[start SUPPLIED DATA]

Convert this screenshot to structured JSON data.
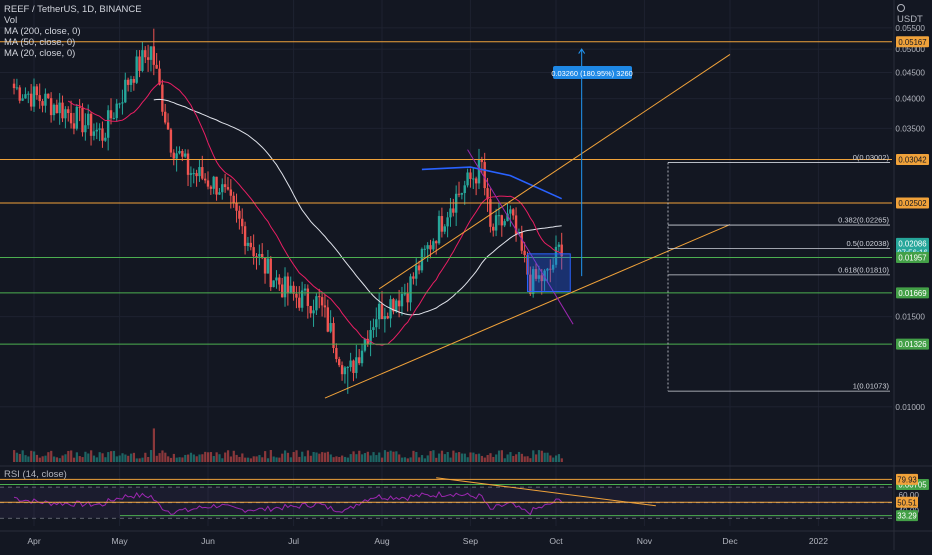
{
  "header": {
    "symbol_title": "REEF / TetherUS, 1D, BINANCE",
    "indicators": [
      "Vol",
      "MA (200, close, 0)",
      "MA (50, close, 0)",
      "MA (20, close, 0)"
    ],
    "currency": "USDT",
    "rsi_title": "RSI (14, close)"
  },
  "colors": {
    "background": "#131722",
    "up": "#26a69a",
    "down": "#ef5350",
    "ma200": "#2962ff",
    "ma50": "#e0e3eb",
    "ma20": "#e91e63",
    "level_line": "#f0a23a",
    "support_line": "#4caf50",
    "rsi_line": "#9c27b0"
  },
  "chart_data": {
    "type": "candlestick",
    "x_axis": {
      "ticks": [
        "Apr",
        "May",
        "Jun",
        "Jul",
        "Aug",
        "Sep",
        "Oct",
        "Nov",
        "Dec",
        "2022"
      ]
    },
    "price_axis": {
      "ticks": [
        "0.05500",
        "0.05000",
        "0.04500",
        "0.04000",
        "0.03500",
        "0.01500",
        "0.01000"
      ],
      "ylim": [
        0.0078,
        0.0575
      ]
    },
    "price_labels": [
      {
        "text": "0.05167",
        "value": 0.05167,
        "kind": "level"
      },
      {
        "text": "0.03042",
        "value": 0.03042,
        "kind": "level"
      },
      {
        "text": "0.02502",
        "value": 0.02502,
        "kind": "level"
      },
      {
        "text": "0.02086",
        "sub": "07:56:16",
        "value": 0.02086,
        "kind": "last"
      },
      {
        "text": "0.01957",
        "value": 0.01957,
        "kind": "support"
      },
      {
        "text": "0.01669",
        "value": 0.01669,
        "kind": "support"
      },
      {
        "text": "0.01326",
        "value": 0.01326,
        "kind": "support"
      },
      {
        "text": "0.00705",
        "value": 0.00705,
        "kind": "support"
      }
    ],
    "fib_levels": [
      {
        "label": "0(0.03002)",
        "ratio": 0,
        "price": 0.03002
      },
      {
        "label": "0.382(0.02265)",
        "ratio": 0.382,
        "price": 0.02265
      },
      {
        "label": "0.5(0.02038)",
        "ratio": 0.5,
        "price": 0.02038
      },
      {
        "label": "0.618(0.01810)",
        "ratio": 0.618,
        "price": 0.0181
      },
      {
        "label": "1(0.01073)",
        "ratio": 1,
        "price": 0.01073
      }
    ],
    "target_label": "0.03260 (180.95%) 3260",
    "rsi": {
      "ticks": [
        "60.00",
        "40.00"
      ],
      "labels": [
        {
          "text": "79.93",
          "value": 79.93,
          "kind": "level"
        },
        {
          "text": "50.51",
          "value": 50.51,
          "kind": "level"
        },
        {
          "text": "33.29",
          "value": 33.29,
          "kind": "support"
        }
      ],
      "ylim": [
        20,
        92
      ]
    },
    "ohlc_keypoints": [
      {
        "date": "2021-03-25",
        "close": 0.042
      },
      {
        "date": "2021-04-10",
        "close": 0.0385
      },
      {
        "date": "2021-04-25",
        "close": 0.034
      },
      {
        "date": "2021-05-05",
        "close": 0.0445
      },
      {
        "date": "2021-05-12",
        "close": 0.05
      },
      {
        "date": "2021-05-19",
        "close": 0.033
      },
      {
        "date": "2021-05-25",
        "close": 0.029
      },
      {
        "date": "2021-06-05",
        "close": 0.027
      },
      {
        "date": "2021-06-20",
        "close": 0.019
      },
      {
        "date": "2021-06-30",
        "close": 0.0165
      },
      {
        "date": "2021-07-10",
        "close": 0.016
      },
      {
        "date": "2021-07-20",
        "close": 0.0115
      },
      {
        "date": "2021-07-30",
        "close": 0.0152
      },
      {
        "date": "2021-08-10",
        "close": 0.017
      },
      {
        "date": "2021-08-25",
        "close": 0.025
      },
      {
        "date": "2021-09-05",
        "close": 0.0295
      },
      {
        "date": "2021-09-08",
        "close": 0.022
      },
      {
        "date": "2021-09-15",
        "close": 0.0235
      },
      {
        "date": "2021-09-22",
        "close": 0.0175
      },
      {
        "date": "2021-09-28",
        "close": 0.018
      },
      {
        "date": "2021-10-03",
        "close": 0.0208
      }
    ]
  }
}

[end SUPPLIED DATA]

Reproduce all the records verbatim, excluding images.

SOLUTION TO THE PROBLEM:
Convert this screenshot to structured JSON data.
{
  "header": {
    "symbol_title": "REEF / TetherUS, 1D, BINANCE",
    "indicators": [
      "Vol",
      "MA (200, close, 0)",
      "MA (50, close, 0)",
      "MA (20, close, 0)"
    ],
    "currency": "USDT",
    "rsi_title": "RSI (14, close)"
  },
  "colors": {
    "background": "#131722",
    "up": "#26a69a",
    "down": "#ef5350",
    "ma200": "#2962ff",
    "ma50": "#e0e3eb",
    "ma20": "#e91e63",
    "level_line": "#f0a23a",
    "support_line": "#4caf50",
    "rsi_line": "#9c27b0"
  },
  "chart_data": {
    "type": "candlestick",
    "x_axis": {
      "ticks": [
        "Apr",
        "May",
        "Jun",
        "Jul",
        "Aug",
        "Sep",
        "Oct",
        "Nov",
        "Dec",
        "2022"
      ]
    },
    "price_axis": {
      "ticks": [
        "0.05500",
        "0.05000",
        "0.04500",
        "0.04000",
        "0.03500",
        "0.01500",
        "0.01000"
      ],
      "ylim": [
        0.0078,
        0.0575
      ]
    },
    "price_labels": [
      {
        "text": "0.05167",
        "value": 0.05167,
        "kind": "level"
      },
      {
        "text": "0.03042",
        "value": 0.03042,
        "kind": "level"
      },
      {
        "text": "0.02502",
        "value": 0.02502,
        "kind": "level"
      },
      {
        "text": "0.02086",
        "sub": "07:56:16",
        "value": 0.02086,
        "kind": "last"
      },
      {
        "text": "0.01957",
        "value": 0.01957,
        "kind": "support"
      },
      {
        "text": "0.01669",
        "value": 0.01669,
        "kind": "support"
      },
      {
        "text": "0.01326",
        "value": 0.01326,
        "kind": "support"
      },
      {
        "text": "0.00705",
        "value": 0.00705,
        "kind": "support"
      }
    ],
    "fib_levels": [
      {
        "label": "0(0.03002)",
        "ratio": 0,
        "price": 0.03002
      },
      {
        "label": "0.382(0.02265)",
        "ratio": 0.382,
        "price": 0.02265
      },
      {
        "label": "0.5(0.02038)",
        "ratio": 0.5,
        "price": 0.02038
      },
      {
        "label": "0.618(0.01810)",
        "ratio": 0.618,
        "price": 0.0181
      },
      {
        "label": "1(0.01073)",
        "ratio": 1,
        "price": 0.01073
      }
    ],
    "target_label": "0.03260 (180.95%) 3260",
    "rsi": {
      "ticks": [
        "60.00",
        "40.00"
      ],
      "labels": [
        {
          "text": "79.93",
          "value": 79.93,
          "kind": "level"
        },
        {
          "text": "50.51",
          "value": 50.51,
          "kind": "level"
        },
        {
          "text": "33.29",
          "value": 33.29,
          "kind": "support"
        }
      ],
      "ylim": [
        20,
        92
      ]
    },
    "ohlc_keypoints": [
      {
        "date": "2021-03-25",
        "close": 0.042
      },
      {
        "date": "2021-04-10",
        "close": 0.0385
      },
      {
        "date": "2021-04-25",
        "close": 0.034
      },
      {
        "date": "2021-05-05",
        "close": 0.0445
      },
      {
        "date": "2021-05-12",
        "close": 0.05
      },
      {
        "date": "2021-05-19",
        "close": 0.033
      },
      {
        "date": "2021-05-25",
        "close": 0.029
      },
      {
        "date": "2021-06-05",
        "close": 0.027
      },
      {
        "date": "2021-06-20",
        "close": 0.019
      },
      {
        "date": "2021-06-30",
        "close": 0.0165
      },
      {
        "date": "2021-07-10",
        "close": 0.016
      },
      {
        "date": "2021-07-20",
        "close": 0.0115
      },
      {
        "date": "2021-07-30",
        "close": 0.0152
      },
      {
        "date": "2021-08-10",
        "close": 0.017
      },
      {
        "date": "2021-08-25",
        "close": 0.025
      },
      {
        "date": "2021-09-05",
        "close": 0.0295
      },
      {
        "date": "2021-09-08",
        "close": 0.022
      },
      {
        "date": "2021-09-15",
        "close": 0.0235
      },
      {
        "date": "2021-09-22",
        "close": 0.0175
      },
      {
        "date": "2021-09-28",
        "close": 0.018
      },
      {
        "date": "2021-10-03",
        "close": 0.0208
      }
    ]
  }
}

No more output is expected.